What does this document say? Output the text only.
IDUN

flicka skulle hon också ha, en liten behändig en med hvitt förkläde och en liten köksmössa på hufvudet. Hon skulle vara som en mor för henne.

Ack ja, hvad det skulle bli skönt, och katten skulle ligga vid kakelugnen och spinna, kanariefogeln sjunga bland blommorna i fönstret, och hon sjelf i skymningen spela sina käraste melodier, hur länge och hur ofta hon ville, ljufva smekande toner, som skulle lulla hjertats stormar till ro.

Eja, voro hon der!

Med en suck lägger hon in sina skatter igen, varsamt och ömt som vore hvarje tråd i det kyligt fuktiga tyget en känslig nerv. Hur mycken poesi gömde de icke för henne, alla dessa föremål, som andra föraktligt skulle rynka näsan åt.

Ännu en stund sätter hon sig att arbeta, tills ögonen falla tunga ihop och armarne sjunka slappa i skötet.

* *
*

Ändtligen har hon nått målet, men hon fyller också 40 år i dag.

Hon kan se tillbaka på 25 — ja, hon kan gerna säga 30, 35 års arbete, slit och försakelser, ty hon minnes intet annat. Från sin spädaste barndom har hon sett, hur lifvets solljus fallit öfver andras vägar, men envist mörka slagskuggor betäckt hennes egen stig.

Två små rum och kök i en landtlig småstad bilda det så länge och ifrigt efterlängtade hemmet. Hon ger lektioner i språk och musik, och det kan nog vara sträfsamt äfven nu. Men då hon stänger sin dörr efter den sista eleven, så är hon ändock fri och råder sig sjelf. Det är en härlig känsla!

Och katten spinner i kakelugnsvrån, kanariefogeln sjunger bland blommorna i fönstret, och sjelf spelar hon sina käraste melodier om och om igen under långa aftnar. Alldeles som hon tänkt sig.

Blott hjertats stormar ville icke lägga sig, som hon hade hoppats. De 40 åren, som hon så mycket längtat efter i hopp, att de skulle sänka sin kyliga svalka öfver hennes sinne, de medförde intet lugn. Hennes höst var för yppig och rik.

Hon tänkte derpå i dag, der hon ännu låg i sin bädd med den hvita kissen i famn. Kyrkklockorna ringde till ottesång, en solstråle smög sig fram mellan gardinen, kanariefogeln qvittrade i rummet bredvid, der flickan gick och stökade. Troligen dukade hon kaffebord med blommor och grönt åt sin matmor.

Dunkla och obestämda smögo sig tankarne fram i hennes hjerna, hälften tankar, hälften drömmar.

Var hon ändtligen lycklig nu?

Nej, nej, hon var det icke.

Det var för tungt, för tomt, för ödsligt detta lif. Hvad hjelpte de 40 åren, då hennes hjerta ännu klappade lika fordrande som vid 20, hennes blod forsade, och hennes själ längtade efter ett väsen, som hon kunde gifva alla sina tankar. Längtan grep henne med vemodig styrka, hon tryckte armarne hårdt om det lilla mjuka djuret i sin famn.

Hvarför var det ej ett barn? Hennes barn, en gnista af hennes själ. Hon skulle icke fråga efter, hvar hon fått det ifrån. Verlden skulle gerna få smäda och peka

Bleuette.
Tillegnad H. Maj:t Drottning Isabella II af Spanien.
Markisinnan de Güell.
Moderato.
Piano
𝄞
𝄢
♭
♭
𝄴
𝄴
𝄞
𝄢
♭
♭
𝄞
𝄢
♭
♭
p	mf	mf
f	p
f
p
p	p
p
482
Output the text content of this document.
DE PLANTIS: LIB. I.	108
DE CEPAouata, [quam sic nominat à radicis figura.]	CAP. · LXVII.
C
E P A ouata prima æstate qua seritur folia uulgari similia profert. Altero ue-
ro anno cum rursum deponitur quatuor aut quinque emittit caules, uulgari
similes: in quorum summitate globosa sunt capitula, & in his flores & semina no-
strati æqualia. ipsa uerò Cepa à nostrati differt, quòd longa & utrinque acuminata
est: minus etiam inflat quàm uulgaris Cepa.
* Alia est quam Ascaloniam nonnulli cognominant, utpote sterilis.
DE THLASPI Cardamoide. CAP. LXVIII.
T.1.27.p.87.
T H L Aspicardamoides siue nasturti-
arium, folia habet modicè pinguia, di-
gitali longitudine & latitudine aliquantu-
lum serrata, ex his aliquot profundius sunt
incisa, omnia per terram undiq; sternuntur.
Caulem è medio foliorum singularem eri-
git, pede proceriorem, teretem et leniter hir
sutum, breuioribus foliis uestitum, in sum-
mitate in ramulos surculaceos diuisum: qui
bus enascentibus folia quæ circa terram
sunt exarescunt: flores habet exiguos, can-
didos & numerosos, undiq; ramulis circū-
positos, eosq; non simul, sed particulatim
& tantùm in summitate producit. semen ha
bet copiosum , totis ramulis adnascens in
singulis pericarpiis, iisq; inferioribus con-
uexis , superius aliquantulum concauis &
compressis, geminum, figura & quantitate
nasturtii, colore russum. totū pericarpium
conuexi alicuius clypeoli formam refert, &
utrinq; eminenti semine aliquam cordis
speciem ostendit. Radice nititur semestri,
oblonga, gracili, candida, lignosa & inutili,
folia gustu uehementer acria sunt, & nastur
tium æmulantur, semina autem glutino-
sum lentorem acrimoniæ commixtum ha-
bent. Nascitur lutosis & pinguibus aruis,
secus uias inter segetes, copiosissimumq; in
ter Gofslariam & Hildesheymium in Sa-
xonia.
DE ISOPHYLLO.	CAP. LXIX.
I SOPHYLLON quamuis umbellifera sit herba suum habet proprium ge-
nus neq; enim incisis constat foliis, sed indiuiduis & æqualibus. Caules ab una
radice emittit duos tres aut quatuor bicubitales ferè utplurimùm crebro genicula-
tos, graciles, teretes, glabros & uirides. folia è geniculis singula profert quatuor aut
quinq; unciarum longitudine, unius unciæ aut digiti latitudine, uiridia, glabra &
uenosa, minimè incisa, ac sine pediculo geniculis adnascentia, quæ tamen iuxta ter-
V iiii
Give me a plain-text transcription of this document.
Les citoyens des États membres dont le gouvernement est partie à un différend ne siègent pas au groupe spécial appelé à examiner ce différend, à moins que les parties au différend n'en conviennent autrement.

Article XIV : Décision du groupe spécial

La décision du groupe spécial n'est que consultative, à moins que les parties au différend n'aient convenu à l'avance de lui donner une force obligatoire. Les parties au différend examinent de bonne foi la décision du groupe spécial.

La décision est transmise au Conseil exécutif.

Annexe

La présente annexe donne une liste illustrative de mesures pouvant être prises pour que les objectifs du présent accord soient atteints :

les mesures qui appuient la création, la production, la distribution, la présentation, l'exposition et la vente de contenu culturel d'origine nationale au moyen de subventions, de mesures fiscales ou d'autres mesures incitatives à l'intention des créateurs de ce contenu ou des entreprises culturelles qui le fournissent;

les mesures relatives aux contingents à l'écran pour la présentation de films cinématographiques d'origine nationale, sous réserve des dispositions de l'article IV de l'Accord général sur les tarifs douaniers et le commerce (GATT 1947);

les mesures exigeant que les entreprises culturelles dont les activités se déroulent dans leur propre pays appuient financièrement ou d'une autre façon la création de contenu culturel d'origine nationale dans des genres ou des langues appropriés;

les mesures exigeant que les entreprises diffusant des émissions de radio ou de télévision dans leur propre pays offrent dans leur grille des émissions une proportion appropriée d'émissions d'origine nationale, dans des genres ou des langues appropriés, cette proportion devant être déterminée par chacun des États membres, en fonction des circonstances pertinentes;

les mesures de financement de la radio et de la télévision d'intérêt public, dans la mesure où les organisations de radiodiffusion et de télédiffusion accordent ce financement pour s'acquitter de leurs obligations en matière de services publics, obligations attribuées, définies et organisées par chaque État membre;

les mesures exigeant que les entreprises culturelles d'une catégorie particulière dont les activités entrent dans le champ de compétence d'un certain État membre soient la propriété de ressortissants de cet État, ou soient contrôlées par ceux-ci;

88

=====

• Exercise objective: Above are the records; retype every one exactly.

• Exercise output:
What does this document say? Output the text only.
IDUN

flicka skulle hon också ha, en liten behändig en med hvitt förkläde och en liten köksmössa på hufvudet. Hon skulle vara som en mor för henne.

Ack ja, hvad det skulle bli skönt, och katten skulle ligga vid kakelugnen och spinna, kanariefogeln sjunga bland blommorna i fönstret, och hon sjelf i skymningen spela sina käraste melodier, hur länge och hur ofta hon ville, ljufva smekande toner, som skulle lulla hjertats stormar till ro.

Eja, voro hon der!

Med en suck lägger hon in sina skatter igen, varsamt och ömt som vore hvarje tråd i det kyligt fuktiga tyget en känslig nerv. Hur mycken poesi gömde de icke för henne, alla dessa föremål, som andra föraktligt skulle rynka näsan åt.

Ännu en stund sätter hon sig att arbeta, tills ögonen falla tunga ihop och armarne sjunka slappa i skötet.

* *
*

Ändtligen har hon nått målet, men hon fyller också 40 år i dag.

Hon kan se tillbaka på 25 — ja, hon kan gerna säga 30, 35 års arbete, slit och försakelser, ty hon minnes intet annat. Från sin spädaste barndom har hon sett, hur lifvets solljus fallit öfver andras vägar, men envist mörka slagskuggor betäckt hennes egen stig.

Två små rum och kök i en landtlig småstad bilda det så länge och ifrigt efterlängtade hemmet. Hon ger lektioner i språk och musik, och det kan nog vara sträfsamt äfven nu. Men då hon stänger sin dörr efter den sista eleven, så är hon ändock fri och råder sig sjelf. Det är en härlig känsla!

Och katten spinner i kakelugnsvrån, kanariefogeln sjunger bland blommorna i fönstret, och sjelf spelar hon sina käraste melodier om och om igen under långa aftnar. Alldeles som hon tänkt sig.

Blott hjertats stormar ville icke lägga sig, som hon hade hoppats. De 40 åren, som hon så mycket längtat efter i hopp, att de skulle sänka sin kyliga svalka öfver hennes sinne, de medförde intet lugn. Hennes höst var för yppig och rik.

Hon tänkte derpå i dag, der hon ännu låg i sin bädd med den hvita kissen i famn. Kyrkklockorna ringde till ottesång, en solstråle smög sig fram mellan gardinen, kanariefogeln qvittrade i rummet bredvid, der flickan gick och stökade. Troligen dukade hon kaffebord med blommor och grönt åt sin matmor.

Dunkla och obestämda smögo sig tankarne fram i hennes hjerna, hälften tankar, hälften drömmar.

Var hon ändtligen lycklig nu?

Nej, nej, hon var det icke.

Det var för tungt, för tomt, för ödsligt detta lif. Hvad hjelpte de 40 åren, då hennes hjerta ännu klappade lika fordrande som vid 20, hennes blod forsade, och hennes själ längtade efter ett väsen, som hon kunde gifva alla sina tankar. Längtan grep henne med vemodig styrka, hon tryckte armarne hårdt om det lilla mjuka djuret i sin famn.

Hvarför var det ej ett barn? Hennes barn, en gnista af hennes själ. Hon skulle icke fråga efter, hvar hon fått det ifrån. Verlden skulle gerna få smäda och peka

Bleuette.
Tillegnad H. Maj:t Drottning Isabella II af Spanien.
Markisinnan de Güell.
Moderato.
Piano
𝄞
𝄢
♭
♭
𝄴
𝄴
𝄞
𝄢
♭
♭
𝄞
𝄢
♭
♭
p	mf	mf
f	p
f
p
p	p
p
482
Output the text content of this document.
DE PLANTIS: LIB. I.	108
DE CEPAouata, [quam sic nominat à radicis figura.]	CAP. · LXVII.
C
E P A ouata prima æstate qua seritur folia uulgari similia profert. Altero ue-
ro anno cum rursum deponitur quatuor aut quinque emittit caules, uulgari
similes: in quorum summitate globosa sunt capitula, & in his flores & semina no-
strati æqualia. ipsa uerò Cepa à nostrati differt, quòd longa & utrinque acuminata
est: minus etiam inflat quàm uulgaris Cepa.
* Alia est quam Ascaloniam nonnulli cognominant, utpote sterilis.
DE THLASPI Cardamoide. CAP. LXVIII.
T.1.27.p.87.
T H L Aspicardamoides siue nasturti-
arium, folia habet modicè pinguia, di-
gitali longitudine & latitudine aliquantu-
lum serrata, ex his aliquot profundius sunt
incisa, omnia per terram undiq; sternuntur.
Caulem è medio foliorum singularem eri-
git, pede proceriorem, teretem et leniter hir
sutum, breuioribus foliis uestitum, in sum-
mitate in ramulos surculaceos diuisum: qui
bus enascentibus folia quæ circa terram
sunt exarescunt: flores habet exiguos, can-
didos & numerosos, undiq; ramulis circū-
positos, eosq; non simul, sed particulatim
& tantùm in summitate producit. semen ha
bet copiosum , totis ramulis adnascens in
singulis pericarpiis, iisq; inferioribus con-
uexis , superius aliquantulum concauis &
compressis, geminum, figura & quantitate
nasturtii, colore russum. totū pericarpium
conuexi alicuius clypeoli formam refert, &
utrinq; eminenti semine aliquam cordis
speciem ostendit. Radice nititur semestri,
oblonga, gracili, candida, lignosa & inutili,
folia gustu uehementer acria sunt, & nastur
tium æmulantur, semina autem glutino-
sum lentorem acrimoniæ commixtum ha-
bent. Nascitur lutosis & pinguibus aruis,
secus uias inter segetes, copiosissimumq; in
ter Gofslariam & Hildesheymium in Sa-
xonia.
DE ISOPHYLLO.	CAP. LXIX.
I SOPHYLLON quamuis umbellifera sit herba suum habet proprium ge-
nus neq; enim incisis constat foliis, sed indiuiduis & æqualibus. Caules ab una
radice emittit duos tres aut quatuor bicubitales ferè utplurimùm crebro genicula-
tos, graciles, teretes, glabros & uirides. folia è geniculis singula profert quatuor aut
quinq; unciarum longitudine, unius unciæ aut digiti latitudine, uiridia, glabra &
uenosa, minimè incisa, ac sine pediculo geniculis adnascentia, quæ tamen iuxta ter-
V iiii
Give me a plain-text transcription of this document.
Les citoyens des États membres dont le gouvernement est partie à un différend ne siègent pas au groupe spécial appelé à examiner ce différend, à moins que les parties au différend n'en conviennent autrement.

Article XIV : Décision du groupe spécial

La décision du groupe spécial n'est que consultative, à moins que les parties au différend n'aient convenu à l'avance de lui donner une force obligatoire. Les parties au différend examinent de bonne foi la décision du groupe spécial.

La décision est transmise au Conseil exécutif.

Annexe

La présente annexe donne une liste illustrative de mesures pouvant être prises pour que les objectifs du présent accord soient atteints :

les mesures qui appuient la création, la production, la distribution, la présentation, l'exposition et la vente de contenu culturel d'origine nationale au moyen de subventions, de mesures fiscales ou d'autres mesures incitatives à l'intention des créateurs de ce contenu ou des entreprises culturelles qui le fournissent;

les mesures relatives aux contingents à l'écran pour la présentation de films cinématographiques d'origine nationale, sous réserve des dispositions de l'article IV de l'Accord général sur les tarifs douaniers et le commerce (GATT 1947);

les mesures exigeant que les entreprises culturelles dont les activités se déroulent dans leur propre pays appuient financièrement ou d'une autre façon la création de contenu culturel d'origine nationale dans des genres ou des langues appropriés;

les mesures exigeant que les entreprises diffusant des émissions de radio ou de télévision dans leur propre pays offrent dans leur grille des émissions une proportion appropriée d'émissions d'origine nationale, dans des genres ou des langues appropriés, cette proportion devant être déterminée par chacun des États membres, en fonction des circonstances pertinentes;

les mesures de financement de la radio et de la télévision d'intérêt public, dans la mesure où les organisations de radiodiffusion et de télédiffusion accordent ce financement pour s'acquitter de leurs obligations en matière de services publics, obligations attribuées, définies et organisées par chaque État membre;

les mesures exigeant que les entreprises culturelles d'une catégorie particulière dont les activités entrent dans le champ de compétence d'un certain État membre soient la propriété de ressortissants de cet État, ou soient contrôlées par ceux-ci;

88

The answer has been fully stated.